─── Material shown
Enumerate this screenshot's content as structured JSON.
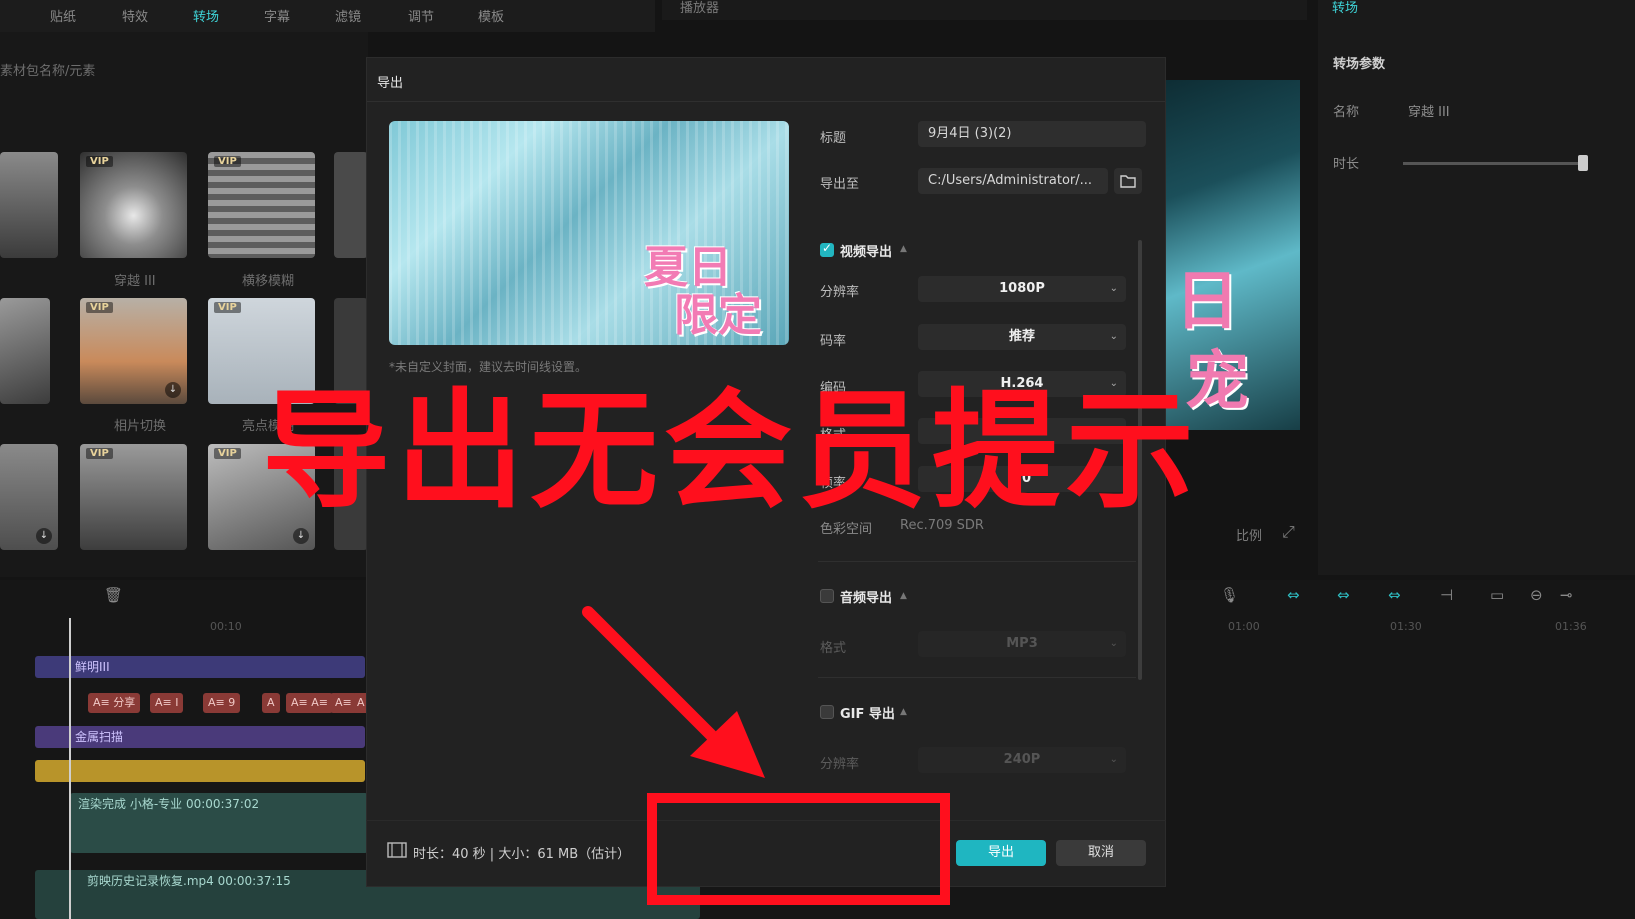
{
  "editor": {
    "top_tabs": [
      "贴纸",
      "特效",
      "转场",
      "字幕",
      "滤镜",
      "调节",
      "模板"
    ],
    "active_tab": "转场",
    "breadcrumb": "素材包名称/元素",
    "thumbs": [
      {
        "vip": "VIP",
        "caption": "穿越 III"
      },
      {
        "vip": "VIP",
        "caption": "横移模糊"
      },
      {
        "vip": "VIP",
        "caption": "相片切换"
      },
      {
        "vip": "VIP",
        "caption": "亮点模糊"
      }
    ],
    "player_title": "播放器",
    "player_ratio": "比例",
    "right_panel": {
      "tab": "转场",
      "section": "转场参数",
      "name_label": "名称",
      "name_value": "穿越 III",
      "duration_label": "时长"
    },
    "timeline": {
      "ruler": [
        "00:10",
        "01:00",
        "01:30",
        "01:36"
      ],
      "track1": "鲜明III",
      "track2": "金属扫描",
      "chips": [
        "A≡ 分享",
        "A≡ I",
        "A≡ 9",
        "A",
        "A≡ A≡",
        "A≡",
        "A"
      ],
      "clip1": "渲染完成  小格-专业  00:00:37:02",
      "clip2": "剪映历史记录恢复.mp4  00:00:37:15"
    }
  },
  "dialog": {
    "title": "导出",
    "cover_hint": "*未自定义封面，建议去时间线设置。",
    "title_label": "标题",
    "title_value": "9月4日 (3)(2)",
    "export_to_label": "导出至",
    "export_to_value": "C:/Users/Administrator/...",
    "video_section": "视频导出",
    "video_checked": true,
    "resolution_label": "分辨率",
    "resolution_value": "1080P",
    "bitrate_label": "码率",
    "bitrate_value": "推荐",
    "codec_label": "编码",
    "codec_value": "H.264",
    "format_label": "格式",
    "framerate_label": "帧率",
    "framerate_value": "30",
    "colorspace_label": "色彩空间",
    "colorspace_value": "Rec.709 SDR",
    "audio_section": "音频导出",
    "audio_checked": false,
    "audio_format_label": "格式",
    "audio_format_value": "MP3",
    "gif_section": "GIF 导出",
    "gif_checked": false,
    "gif_res_label": "分辨率",
    "gif_res_value": "240P",
    "footer_info": "时长：40 秒 | 大小：61 MB（估计）",
    "export_button": "导出",
    "cancel_button": "取消"
  },
  "overlay": {
    "caption": "导出无会员提示"
  },
  "colors": {
    "accent": "#1fb6c1",
    "annotation_red": "#ff0f1d"
  }
}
──────
Problem to work on
Without the pictures, copy the material exactly as given.

Correct result
Enumerate this screenshot's content as structured JSON.
{
  "editor": {
    "top_tabs": [
      "贴纸",
      "特效",
      "转场",
      "字幕",
      "滤镜",
      "调节",
      "模板"
    ],
    "active_tab": "转场",
    "breadcrumb": "素材包名称/元素",
    "thumbs": [
      {
        "vip": "VIP",
        "caption": "穿越 III"
      },
      {
        "vip": "VIP",
        "caption": "横移模糊"
      },
      {
        "vip": "VIP",
        "caption": "相片切换"
      },
      {
        "vip": "VIP",
        "caption": "亮点模糊"
      }
    ],
    "player_title": "播放器",
    "player_ratio": "比例",
    "right_panel": {
      "tab": "转场",
      "section": "转场参数",
      "name_label": "名称",
      "name_value": "穿越 III",
      "duration_label": "时长"
    },
    "timeline": {
      "ruler": [
        "00:10",
        "01:00",
        "01:30",
        "01:36"
      ],
      "track1": "鲜明III",
      "track2": "金属扫描",
      "chips": [
        "A≡ 分享",
        "A≡ I",
        "A≡ 9",
        "A",
        "A≡ A≡",
        "A≡",
        "A"
      ],
      "clip1": "渲染完成  小格-专业  00:00:37:02",
      "clip2": "剪映历史记录恢复.mp4  00:00:37:15"
    }
  },
  "dialog": {
    "title": "导出",
    "cover_hint": "*未自定义封面，建议去时间线设置。",
    "title_label": "标题",
    "title_value": "9月4日 (3)(2)",
    "export_to_label": "导出至",
    "export_to_value": "C:/Users/Administrator/...",
    "video_section": "视频导出",
    "video_checked": true,
    "resolution_label": "分辨率",
    "resolution_value": "1080P",
    "bitrate_label": "码率",
    "bitrate_value": "推荐",
    "codec_label": "编码",
    "codec_value": "H.264",
    "format_label": "格式",
    "framerate_label": "帧率",
    "framerate_value": "30",
    "colorspace_label": "色彩空间",
    "colorspace_value": "Rec.709 SDR",
    "audio_section": "音频导出",
    "audio_checked": false,
    "audio_format_label": "格式",
    "audio_format_value": "MP3",
    "gif_section": "GIF 导出",
    "gif_checked": false,
    "gif_res_label": "分辨率",
    "gif_res_value": "240P",
    "footer_info": "时长：40 秒 | 大小：61 MB（估计）",
    "export_button": "导出",
    "cancel_button": "取消"
  },
  "overlay": {
    "caption": "导出无会员提示"
  },
  "colors": {
    "accent": "#1fb6c1",
    "annotation_red": "#ff0f1d"
  }
}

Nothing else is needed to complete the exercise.